# Start of SOURCE TEXT
The coalition noted that the court has stated previously that a likely remedy will include “expansion of mission and program uniqueness and institutional identity at the HBIs.”

Judge Blake also concluded that “it is also likely that the transfer or merger of select high-demand programs from [traditionally White institutions] to HBIs will be necessary” as a remedy for the state’s constitutional violations, the coalition has noted.

Smith argued that the word “transfer” is being used as a euphemism.

“They’re not transfers,” Smith said. “They’re shutdowns.”

He said transferring programs from TWIs to HBIs does not come with a guarantee that the accreditation will transfer as well.

The state’s proposed remedy is far less expansive — and less expensive — than the coalition’s. More specifically, the state has submitted a proposed remedy that involves just $50 million to be shared among the three HBIs that the court found had been harmed by program duplication at nearby TWIs.
# End of SOURCE TEXT
### [TO-DO LIST]
a: In the passage about the court remedy for the HBIs, how much money does the state's proposed remedy involve?
b: From the passage about the court remedy for the HBIs, extract the stretch from "He said transferring" through "at nearby TWIs.", word for word.
# Start of DATA SEGMENT
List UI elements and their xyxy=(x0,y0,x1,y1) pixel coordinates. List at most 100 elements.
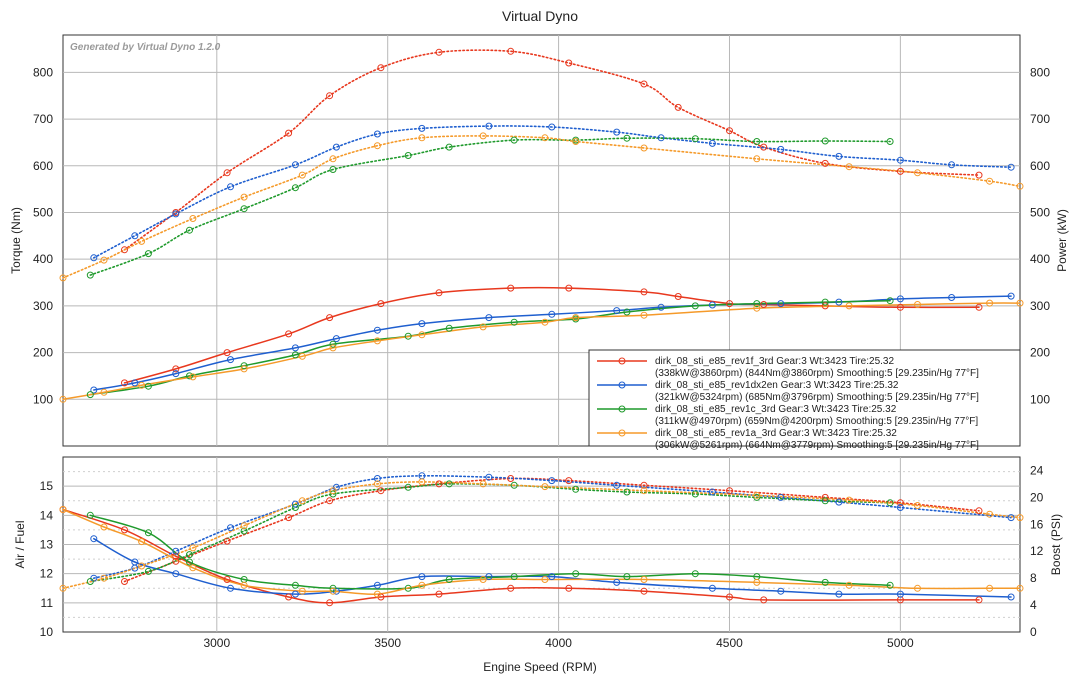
# End of DATA SEGMENT
### [EXPECTED OUTPUTS]
a: $50 million, to be shared among the three HBIs that the court found had been harmed by program duplication at nearby TWIs.

b:
He said transferring programs from TWIs to HBIs does not come with a guarantee that the accreditation will transfer as well.

The state’s proposed remedy is far less expansive — and less expensive — than the coalition’s. More specifically, the state has submitted a proposed remedy that involves just $50 million to be shared among the three HBIs that the court found had been harmed by program duplication at nearby TWIs.